— Provided data —

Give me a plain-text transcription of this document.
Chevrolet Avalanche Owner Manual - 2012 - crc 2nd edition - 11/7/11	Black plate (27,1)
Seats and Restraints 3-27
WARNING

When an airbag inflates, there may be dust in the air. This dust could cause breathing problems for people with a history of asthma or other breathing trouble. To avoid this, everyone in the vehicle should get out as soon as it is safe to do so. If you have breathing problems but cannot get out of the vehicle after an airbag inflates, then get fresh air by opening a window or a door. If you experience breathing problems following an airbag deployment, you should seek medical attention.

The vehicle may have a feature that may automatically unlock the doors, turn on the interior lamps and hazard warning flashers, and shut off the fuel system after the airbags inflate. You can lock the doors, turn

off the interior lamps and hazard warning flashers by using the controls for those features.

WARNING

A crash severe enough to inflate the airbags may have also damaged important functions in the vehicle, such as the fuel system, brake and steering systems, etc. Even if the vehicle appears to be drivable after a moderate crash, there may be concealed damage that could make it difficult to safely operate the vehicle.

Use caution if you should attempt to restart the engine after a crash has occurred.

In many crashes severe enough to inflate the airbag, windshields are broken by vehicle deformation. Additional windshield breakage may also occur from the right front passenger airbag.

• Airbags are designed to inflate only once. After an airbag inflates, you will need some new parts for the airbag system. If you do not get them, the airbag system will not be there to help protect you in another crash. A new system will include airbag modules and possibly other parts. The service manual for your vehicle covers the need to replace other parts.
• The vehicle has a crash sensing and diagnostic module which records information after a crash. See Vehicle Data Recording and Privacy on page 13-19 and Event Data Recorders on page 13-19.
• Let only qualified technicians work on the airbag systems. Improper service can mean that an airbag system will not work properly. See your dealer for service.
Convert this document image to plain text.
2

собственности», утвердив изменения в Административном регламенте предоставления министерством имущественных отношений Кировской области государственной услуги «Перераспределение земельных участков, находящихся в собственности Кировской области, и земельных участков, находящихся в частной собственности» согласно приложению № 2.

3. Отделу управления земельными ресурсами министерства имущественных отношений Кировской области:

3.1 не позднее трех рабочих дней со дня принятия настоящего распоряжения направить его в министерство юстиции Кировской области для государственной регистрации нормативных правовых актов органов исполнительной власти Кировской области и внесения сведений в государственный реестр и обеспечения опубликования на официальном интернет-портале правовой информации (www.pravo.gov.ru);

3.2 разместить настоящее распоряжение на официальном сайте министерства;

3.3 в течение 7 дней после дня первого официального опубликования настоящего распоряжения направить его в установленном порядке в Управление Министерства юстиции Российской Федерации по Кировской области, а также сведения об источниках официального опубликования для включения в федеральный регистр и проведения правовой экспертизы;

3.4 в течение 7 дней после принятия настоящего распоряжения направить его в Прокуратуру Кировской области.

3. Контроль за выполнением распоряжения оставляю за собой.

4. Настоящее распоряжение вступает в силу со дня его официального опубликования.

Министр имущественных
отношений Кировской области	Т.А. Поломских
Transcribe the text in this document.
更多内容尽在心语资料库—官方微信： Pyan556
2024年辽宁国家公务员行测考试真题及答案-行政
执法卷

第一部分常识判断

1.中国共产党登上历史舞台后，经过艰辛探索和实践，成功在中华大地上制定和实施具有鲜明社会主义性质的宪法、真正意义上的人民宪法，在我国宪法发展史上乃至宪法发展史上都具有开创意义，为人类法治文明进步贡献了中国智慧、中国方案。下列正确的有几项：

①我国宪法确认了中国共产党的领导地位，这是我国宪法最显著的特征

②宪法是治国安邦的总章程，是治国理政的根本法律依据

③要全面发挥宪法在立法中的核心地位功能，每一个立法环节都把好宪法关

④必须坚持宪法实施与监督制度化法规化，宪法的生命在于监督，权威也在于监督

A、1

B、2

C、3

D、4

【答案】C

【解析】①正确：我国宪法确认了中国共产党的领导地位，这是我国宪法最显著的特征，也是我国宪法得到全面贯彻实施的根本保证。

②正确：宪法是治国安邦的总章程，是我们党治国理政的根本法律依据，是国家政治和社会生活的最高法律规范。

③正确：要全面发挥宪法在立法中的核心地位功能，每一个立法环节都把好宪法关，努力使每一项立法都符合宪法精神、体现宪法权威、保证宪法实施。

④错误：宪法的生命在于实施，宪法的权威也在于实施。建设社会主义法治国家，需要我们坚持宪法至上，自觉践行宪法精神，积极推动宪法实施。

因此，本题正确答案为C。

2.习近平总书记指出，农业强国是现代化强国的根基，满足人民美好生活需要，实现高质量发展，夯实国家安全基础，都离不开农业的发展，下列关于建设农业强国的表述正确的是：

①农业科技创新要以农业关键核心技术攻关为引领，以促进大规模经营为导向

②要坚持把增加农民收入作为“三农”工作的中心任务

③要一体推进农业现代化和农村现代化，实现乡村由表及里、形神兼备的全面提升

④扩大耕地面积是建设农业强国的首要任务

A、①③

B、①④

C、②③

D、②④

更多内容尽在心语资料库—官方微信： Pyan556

— Set task —
For the listing above, identify each line bearing "这是我国宪法最显著的特征".

— Problem solution —
①我国宪法确认了中国共产党的领导地位，这是我国宪法最显著的特征
【解析】①正确：我国宪法确认了中国共产党的领导地位，这是我国宪法最显著的特征，也是我国宪法得到全面贯彻实施的根本保证。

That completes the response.